**WORK TO DO**:
- a) Answer these questions about the text on Manchester City's finances:
(i) In what year did Sheikh Mansour bin Zayed al-Nahyan buy the club?
(ii) By what percentage did the club's payroll rise last season?
(iii) How much money did City lose last season, in pounds?
- b) Duplicate the passage of the text on Manchester City's finances from "City won the" up to and including "neighbours Manchester United.".
- c) Pick up the text on Manchester City's finances where it stops, and continue it.

**TEXT SHOWN**:
============

Since being bought by Abu Dhabi’s Sheikh Mansour bin Zayed al-Nahyan in 2008, the club have been transformed from a mid-table English Premier League outfit to one of Europe’s richest.

City won the top-flight title in 2012, their first for more than 40 years, to emerge from the shadows of their illustrious neighbours Manchester United.

It came at a high cost though with the club spending 610 million pounds on transfers from 2008-13, according to their latest financial results, while the payroll rose 16 per cent last season to 233.1 million pounds.

“We are working towards breaking even this season,” chief executive Ferran Soriano told reporters at a conference in Dubai, adding that they aimed to be profitable within two campaigns.

City made a loss of 51.6 million pounds ($84.62 million) last season, down from a deficit of 98.7 million pounds in 2011-12.

New Financial Fair Play rules brought in by European soccer’s governing body UEFA cap headline losses at 45 million euros ($61.41 million) in the two seasons between 2011 and 2013, the first monitoring period.

Soriano said City’s deficits were within those limits. Clubs that do not comply could be excluded from the Champions League.

“There are a lot of reliefs that can be taken for investment in youth football and old investments,” explained Soriano.

============

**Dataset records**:
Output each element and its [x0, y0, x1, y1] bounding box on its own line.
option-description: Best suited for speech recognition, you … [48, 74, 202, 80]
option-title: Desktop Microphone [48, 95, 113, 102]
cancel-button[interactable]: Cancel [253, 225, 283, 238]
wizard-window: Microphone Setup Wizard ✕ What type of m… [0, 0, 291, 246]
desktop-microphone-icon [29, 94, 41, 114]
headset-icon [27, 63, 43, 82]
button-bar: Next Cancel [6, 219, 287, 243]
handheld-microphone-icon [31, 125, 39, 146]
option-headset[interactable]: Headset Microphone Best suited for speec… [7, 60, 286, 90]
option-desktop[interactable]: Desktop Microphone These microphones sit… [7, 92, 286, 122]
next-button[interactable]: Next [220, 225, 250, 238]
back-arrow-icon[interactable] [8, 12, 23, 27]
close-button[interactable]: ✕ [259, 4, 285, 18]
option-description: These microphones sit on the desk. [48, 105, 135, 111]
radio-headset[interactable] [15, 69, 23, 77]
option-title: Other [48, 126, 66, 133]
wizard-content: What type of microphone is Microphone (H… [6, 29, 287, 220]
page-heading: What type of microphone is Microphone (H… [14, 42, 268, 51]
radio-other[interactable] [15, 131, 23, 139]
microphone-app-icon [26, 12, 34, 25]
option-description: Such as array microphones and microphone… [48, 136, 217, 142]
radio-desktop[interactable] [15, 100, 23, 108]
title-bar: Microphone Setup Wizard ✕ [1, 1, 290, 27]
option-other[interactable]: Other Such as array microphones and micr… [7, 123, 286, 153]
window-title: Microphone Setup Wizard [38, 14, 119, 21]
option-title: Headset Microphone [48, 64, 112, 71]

============

**TASK-BY-TASK RESULTS**:
- a)
(i) 2008
(ii) 16 per cent
(iii) 51.6 million pounds

- b)
City won the top-flight title in 2012, their first for more than 40 years, to emerge from the shadows of their illustrious neighbours Manchester United.

- c)
REVENUE UP

He said revenue would top 400 million euros ($545.90 million) this season – turnover in 2012-13 was 271 million pounds – predicting it would make the club the fifth biggest behind Real Madrid, Barcelona, Bayern Munich and United.

Much of City’s new-found income has come from increased commercial revenue that rose by a third last season to 143 million pounds, and have risen almost 10-fold since 2008-09.

Four of the five headline sponsors listed on their website are Abu Dhabi-based institutions – telecom operator Etisalat, investment firm Aabar, Abu Dhabi itself and stadium sponsor Etihad Airways.

City owner Sheikh Mansour is the chairman of International Petroleum Investment Company, a firm that owns a majority stake in Aabar.

His half-brother Sheikh Hamed bin Zayed al-Nahyan is Etihad’s chairman.

Third-placed City, who trail leaders Chelsea by two points, entertain fourth from bottom Sunderland in the league on Wednesday.